:: Input rows

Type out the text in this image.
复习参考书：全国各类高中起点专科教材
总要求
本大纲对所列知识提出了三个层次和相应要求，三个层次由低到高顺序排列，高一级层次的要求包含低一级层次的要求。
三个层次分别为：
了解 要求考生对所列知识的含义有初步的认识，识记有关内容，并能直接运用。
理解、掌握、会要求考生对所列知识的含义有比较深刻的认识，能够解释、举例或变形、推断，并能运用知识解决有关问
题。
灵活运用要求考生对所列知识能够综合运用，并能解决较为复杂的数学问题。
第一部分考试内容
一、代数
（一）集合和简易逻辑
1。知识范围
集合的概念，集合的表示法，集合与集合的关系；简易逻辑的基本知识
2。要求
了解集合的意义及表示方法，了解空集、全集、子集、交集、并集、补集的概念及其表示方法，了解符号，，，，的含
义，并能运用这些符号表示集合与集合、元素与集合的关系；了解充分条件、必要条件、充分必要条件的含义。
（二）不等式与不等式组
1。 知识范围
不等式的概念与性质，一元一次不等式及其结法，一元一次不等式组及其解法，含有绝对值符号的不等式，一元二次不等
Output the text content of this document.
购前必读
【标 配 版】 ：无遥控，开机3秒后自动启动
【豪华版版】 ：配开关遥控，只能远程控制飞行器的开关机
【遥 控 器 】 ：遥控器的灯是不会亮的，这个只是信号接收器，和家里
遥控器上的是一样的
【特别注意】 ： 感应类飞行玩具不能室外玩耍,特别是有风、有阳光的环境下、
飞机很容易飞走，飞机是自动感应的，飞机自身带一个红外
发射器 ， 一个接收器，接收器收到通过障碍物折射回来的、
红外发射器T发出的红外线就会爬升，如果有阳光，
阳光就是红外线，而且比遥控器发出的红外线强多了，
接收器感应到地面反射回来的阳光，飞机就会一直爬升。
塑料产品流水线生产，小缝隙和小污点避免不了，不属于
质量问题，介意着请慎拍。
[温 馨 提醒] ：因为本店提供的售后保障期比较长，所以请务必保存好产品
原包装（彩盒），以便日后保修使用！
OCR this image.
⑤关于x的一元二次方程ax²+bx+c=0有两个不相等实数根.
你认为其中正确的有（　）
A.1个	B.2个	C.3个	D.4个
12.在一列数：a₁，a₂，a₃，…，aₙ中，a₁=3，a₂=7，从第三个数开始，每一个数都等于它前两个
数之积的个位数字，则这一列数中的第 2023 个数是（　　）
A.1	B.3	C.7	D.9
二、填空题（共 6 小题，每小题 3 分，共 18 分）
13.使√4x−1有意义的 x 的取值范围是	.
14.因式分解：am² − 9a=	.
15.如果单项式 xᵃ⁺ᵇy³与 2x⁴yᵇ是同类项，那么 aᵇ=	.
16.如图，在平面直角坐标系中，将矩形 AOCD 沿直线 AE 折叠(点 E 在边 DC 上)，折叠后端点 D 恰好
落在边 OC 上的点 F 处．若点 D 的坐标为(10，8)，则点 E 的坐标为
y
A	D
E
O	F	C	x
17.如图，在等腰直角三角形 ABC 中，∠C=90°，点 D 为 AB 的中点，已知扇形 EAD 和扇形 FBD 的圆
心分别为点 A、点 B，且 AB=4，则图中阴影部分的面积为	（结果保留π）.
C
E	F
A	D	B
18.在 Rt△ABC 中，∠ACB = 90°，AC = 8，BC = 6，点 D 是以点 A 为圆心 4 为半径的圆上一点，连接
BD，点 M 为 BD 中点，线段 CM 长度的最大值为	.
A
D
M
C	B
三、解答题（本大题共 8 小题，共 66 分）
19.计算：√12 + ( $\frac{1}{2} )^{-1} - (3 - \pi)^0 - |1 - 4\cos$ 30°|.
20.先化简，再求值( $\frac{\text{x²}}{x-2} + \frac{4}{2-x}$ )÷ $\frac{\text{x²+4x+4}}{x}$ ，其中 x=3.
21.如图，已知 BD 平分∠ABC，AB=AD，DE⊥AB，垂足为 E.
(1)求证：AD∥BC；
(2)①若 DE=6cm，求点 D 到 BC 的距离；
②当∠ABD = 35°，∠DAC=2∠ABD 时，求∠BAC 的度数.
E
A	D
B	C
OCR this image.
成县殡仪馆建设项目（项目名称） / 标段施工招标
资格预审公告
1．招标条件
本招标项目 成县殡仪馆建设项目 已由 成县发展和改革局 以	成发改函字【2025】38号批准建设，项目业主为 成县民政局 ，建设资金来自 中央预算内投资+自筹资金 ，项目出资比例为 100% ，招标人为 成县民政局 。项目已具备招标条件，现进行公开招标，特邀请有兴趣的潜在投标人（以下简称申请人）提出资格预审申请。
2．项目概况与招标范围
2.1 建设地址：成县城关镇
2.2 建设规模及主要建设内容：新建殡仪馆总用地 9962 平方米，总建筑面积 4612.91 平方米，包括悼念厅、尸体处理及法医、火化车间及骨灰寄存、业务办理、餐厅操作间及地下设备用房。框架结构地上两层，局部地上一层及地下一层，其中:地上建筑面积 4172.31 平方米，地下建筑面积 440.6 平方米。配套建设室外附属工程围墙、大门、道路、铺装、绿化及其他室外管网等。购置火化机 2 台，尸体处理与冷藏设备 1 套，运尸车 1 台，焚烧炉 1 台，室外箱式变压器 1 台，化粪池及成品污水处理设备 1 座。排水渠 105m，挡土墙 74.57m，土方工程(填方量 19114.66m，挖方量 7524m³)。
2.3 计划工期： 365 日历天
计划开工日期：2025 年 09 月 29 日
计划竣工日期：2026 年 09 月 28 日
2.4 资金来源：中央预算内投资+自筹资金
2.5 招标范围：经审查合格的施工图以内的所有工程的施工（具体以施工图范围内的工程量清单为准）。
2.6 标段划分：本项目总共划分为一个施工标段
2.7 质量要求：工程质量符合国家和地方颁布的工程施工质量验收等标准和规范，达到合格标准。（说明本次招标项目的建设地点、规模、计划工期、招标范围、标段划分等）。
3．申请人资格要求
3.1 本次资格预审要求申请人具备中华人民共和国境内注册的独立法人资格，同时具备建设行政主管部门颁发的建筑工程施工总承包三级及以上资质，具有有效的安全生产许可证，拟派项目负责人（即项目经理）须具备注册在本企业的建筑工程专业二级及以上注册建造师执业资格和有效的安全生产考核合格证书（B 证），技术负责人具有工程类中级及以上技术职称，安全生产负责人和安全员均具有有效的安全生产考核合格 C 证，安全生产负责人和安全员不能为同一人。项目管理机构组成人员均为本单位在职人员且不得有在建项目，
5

::::

Requirements — On how many lines does the word "中央预算内投资" appear? Answer with only the number.

Solution for this task — 2